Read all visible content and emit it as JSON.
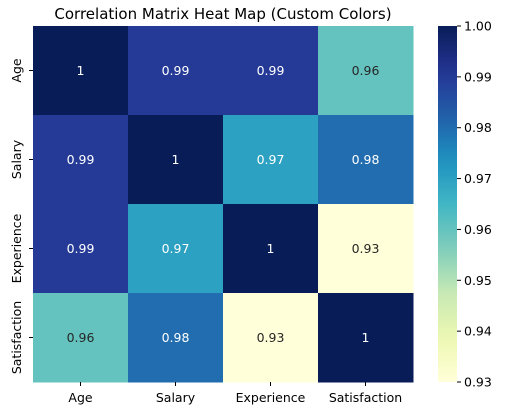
{
  "chart_data": {
    "type": "heatmap",
    "title": "Correlation Matrix Heat Map (Custom Colors)",
    "x_categories": [
      "Age",
      "Salary",
      "Experience",
      "Satisfaction"
    ],
    "y_categories": [
      "Age",
      "Salary",
      "Experience",
      "Satisfaction"
    ],
    "values": [
      [
        1.0,
        0.99,
        0.99,
        0.96
      ],
      [
        0.99,
        1.0,
        0.97,
        0.98
      ],
      [
        0.99,
        0.97,
        1.0,
        0.93
      ],
      [
        0.96,
        0.98,
        0.93,
        1.0
      ]
    ],
    "annotations": [
      [
        "1",
        "0.99",
        "0.99",
        "0.96"
      ],
      [
        "0.99",
        "1",
        "0.97",
        "0.98"
      ],
      [
        "0.99",
        "0.97",
        "1",
        "0.93"
      ],
      [
        "0.96",
        "0.98",
        "0.93",
        "1"
      ]
    ],
    "colormap": "YlGnBu",
    "color_range": [
      0.93,
      1.0
    ],
    "colorbar": {
      "ticks": [
        0.93,
        0.94,
        0.95,
        0.96,
        0.97,
        0.98,
        0.99,
        1.0
      ],
      "tick_labels": [
        "0.93",
        "0.94",
        "0.95",
        "0.96",
        "0.97",
        "0.98",
        "0.99",
        "1.00"
      ],
      "placement": "right"
    },
    "grid": false
  }
}
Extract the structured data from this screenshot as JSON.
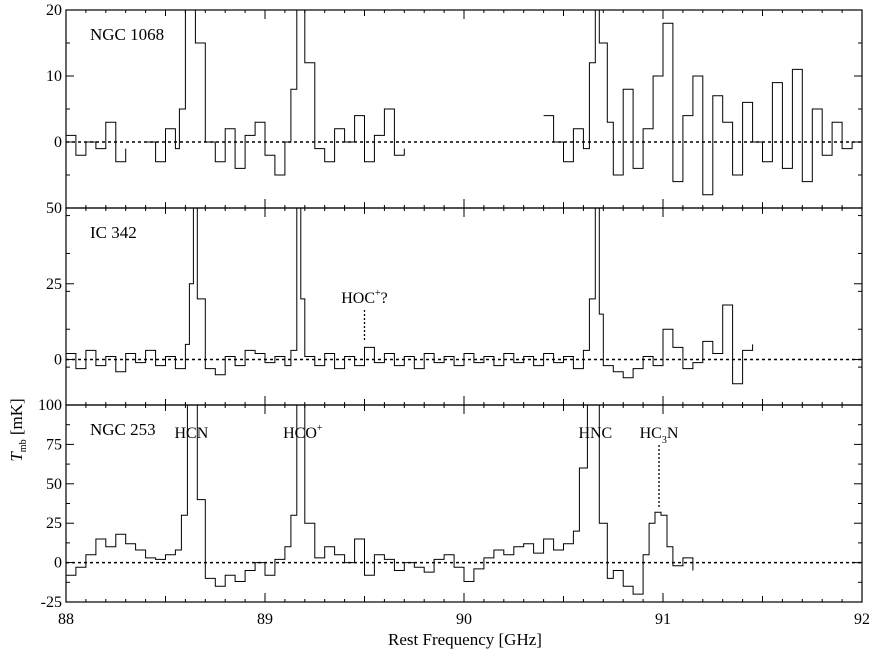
{
  "chart_data": {
    "type": "line",
    "xlabel": "Rest Frequency [GHz]",
    "ylabel_main": "T",
    "ylabel_sub": "mb",
    "ylabel_unit": " [mK]",
    "xlim": [
      88,
      92
    ],
    "xticks": [
      88,
      89,
      90,
      91,
      92
    ],
    "panels": [
      {
        "name": "NGC 1068",
        "ylim": [
          -10,
          20
        ],
        "yticks": [
          0,
          10,
          20
        ],
        "ytick_labels": {
          "0": "0",
          "10": "10",
          "20": "20"
        },
        "baseline": 0,
        "segments": [
          {
            "x": [
              88.0,
              88.05,
              88.1,
              88.15,
              88.2,
              88.25,
              88.3
            ],
            "y": [
              1,
              -2,
              0,
              -1,
              3,
              -3,
              -1
            ]
          },
          {
            "x": [
              88.4,
              88.45,
              88.5,
              88.55,
              88.57,
              88.6,
              88.63,
              88.65,
              88.7,
              88.75,
              88.8,
              88.85,
              88.9,
              88.95,
              89.0,
              89.05,
              89.1,
              89.13,
              89.16,
              89.18,
              89.2,
              89.25,
              89.3,
              89.35,
              89.4,
              89.45,
              89.5,
              89.55,
              89.6,
              89.65,
              89.7
            ],
            "y": [
              0,
              -3,
              2,
              -1,
              5,
              20,
              20,
              15,
              0,
              -3,
              2,
              -4,
              1,
              3,
              -2,
              -5,
              0,
              8,
              20,
              20,
              12,
              -1,
              -3,
              2,
              0,
              4,
              -3,
              1,
              5,
              -2,
              -1
            ]
          },
          {
            "x": [
              90.4,
              90.45,
              90.5,
              90.55,
              90.6,
              90.63,
              90.66,
              90.68,
              90.72,
              90.75,
              90.8,
              90.85,
              90.9,
              90.95,
              91.0,
              91.05,
              91.1,
              91.15,
              91.2,
              91.25,
              91.3,
              91.35,
              91.4,
              91.45,
              91.5,
              91.55,
              91.6,
              91.65,
              91.7,
              91.75,
              91.8,
              91.85,
              91.9,
              91.95,
              92.0
            ],
            "y": [
              4,
              0,
              -3,
              2,
              -1,
              12,
              20,
              15,
              3,
              -5,
              8,
              -4,
              2,
              10,
              18,
              -6,
              4,
              10,
              -8,
              7,
              3,
              -5,
              6,
              0,
              -3,
              9,
              -4,
              11,
              -6,
              5,
              -2,
              3,
              -1,
              0,
              4
            ]
          }
        ]
      },
      {
        "name": "IC 342",
        "ylim": [
          -15,
          50
        ],
        "yticks": [
          0,
          25,
          50
        ],
        "ytick_labels": {
          "0": "0",
          "25": "25",
          "50": "50"
        },
        "baseline": 0,
        "segments": [
          {
            "x": [
              88.0,
              88.05,
              88.1,
              88.15,
              88.2,
              88.25,
              88.3,
              88.35,
              88.4,
              88.45,
              88.5,
              88.55,
              88.6,
              88.62,
              88.64,
              88.66,
              88.7,
              88.75,
              88.8,
              88.85,
              88.9,
              88.95,
              89.0,
              89.05,
              89.1,
              89.13,
              89.16,
              89.18,
              89.2,
              89.25,
              89.3,
              89.35,
              89.4,
              89.45,
              89.5,
              89.55,
              89.6,
              89.65,
              89.7,
              89.75,
              89.8,
              89.85,
              89.9,
              89.95,
              90.0,
              90.05,
              90.1,
              90.15,
              90.2,
              90.25,
              90.3,
              90.35,
              90.4,
              90.45,
              90.5,
              90.55,
              90.6,
              90.63,
              90.66,
              90.68,
              90.7,
              90.75,
              90.8,
              90.85,
              90.9,
              90.95,
              91.0,
              91.05,
              91.1,
              91.15,
              91.2,
              91.25,
              91.3,
              91.35,
              91.4,
              91.45
            ],
            "y": [
              2,
              -3,
              3,
              -2,
              1,
              -4,
              2,
              -1,
              3,
              -2,
              1,
              -3,
              5,
              25,
              50,
              20,
              -3,
              -5,
              1,
              -2,
              3,
              2,
              -1,
              1,
              -2,
              3,
              50,
              20,
              1,
              -2,
              2,
              -3,
              1,
              -2,
              4,
              -1,
              2,
              -2,
              1,
              -3,
              2,
              -1,
              1,
              -2,
              2,
              -1,
              1,
              -2,
              2,
              -1,
              1,
              -2,
              2,
              -1,
              1,
              -3,
              3,
              20,
              50,
              15,
              -2,
              -4,
              -6,
              -3,
              1,
              -2,
              10,
              4,
              -3,
              -1,
              6,
              2,
              18,
              -8,
              3,
              5
            ]
          }
        ]
      },
      {
        "name": "NGC 253",
        "ylim": [
          -25,
          100
        ],
        "yticks": [
          -25,
          0,
          25,
          50,
          75,
          100
        ],
        "ytick_labels": {
          "-25": "-25",
          "0": "0",
          "25": "25",
          "50": "50",
          "75": "75",
          "100": "100"
        },
        "baseline": 0,
        "segments": [
          {
            "x": [
              88.0,
              88.05,
              88.1,
              88.15,
              88.2,
              88.25,
              88.3,
              88.35,
              88.4,
              88.45,
              88.5,
              88.55,
              88.58,
              88.61,
              88.64,
              88.66,
              88.7,
              88.75,
              88.8,
              88.85,
              88.9,
              88.95,
              89.0,
              89.05,
              89.1,
              89.13,
              89.16,
              89.18,
              89.2,
              89.25,
              89.3,
              89.35,
              89.4,
              89.45,
              89.5,
              89.55,
              89.6,
              89.65,
              89.7,
              89.75,
              89.8,
              89.85,
              89.9,
              89.95,
              90.0,
              90.05,
              90.1,
              90.15,
              90.2,
              90.25,
              90.3,
              90.35,
              90.4,
              90.45,
              90.5,
              90.55,
              90.58,
              90.62,
              90.66,
              90.68,
              90.72,
              90.75,
              90.8,
              90.85,
              90.9,
              90.93,
              90.96,
              90.99,
              91.02,
              91.05,
              91.1,
              91.15
            ],
            "y": [
              -8,
              -3,
              5,
              15,
              10,
              18,
              12,
              8,
              3,
              2,
              5,
              8,
              30,
              100,
              100,
              40,
              -10,
              -15,
              -8,
              -12,
              -5,
              0,
              -8,
              2,
              10,
              30,
              100,
              100,
              25,
              3,
              10,
              5,
              0,
              15,
              -8,
              5,
              2,
              -5,
              0,
              -3,
              -6,
              2,
              5,
              -3,
              -12,
              -4,
              3,
              8,
              5,
              10,
              12,
              6,
              15,
              8,
              12,
              20,
              60,
              100,
              100,
              25,
              -10,
              -5,
              -15,
              -20,
              5,
              25,
              32,
              30,
              10,
              -2,
              3,
              -5
            ]
          }
        ]
      }
    ],
    "annotations": [
      {
        "text": "HOC",
        "sup": "+",
        "suffix": "?",
        "panel": 1,
        "x": 89.5,
        "y_peak": 5
      },
      {
        "text": "HCN",
        "panel": 2,
        "x": 88.63
      },
      {
        "text": "HCO",
        "sup": "+",
        "panel": 2,
        "x": 89.19
      },
      {
        "text": "HNC",
        "panel": 2,
        "x": 90.66
      },
      {
        "text": "HC",
        "sub": "3",
        "suffix": "N",
        "panel": 2,
        "x": 90.98,
        "y_peak": 32
      }
    ]
  }
}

## WHAT IS REQUIRED
Go over the data above and copy every line that has the word "JSON" in it.

## EXERCISE RESPONSE
Read all visible content and emit it as JSON.
Extract the structured data from this screenshot as JSON.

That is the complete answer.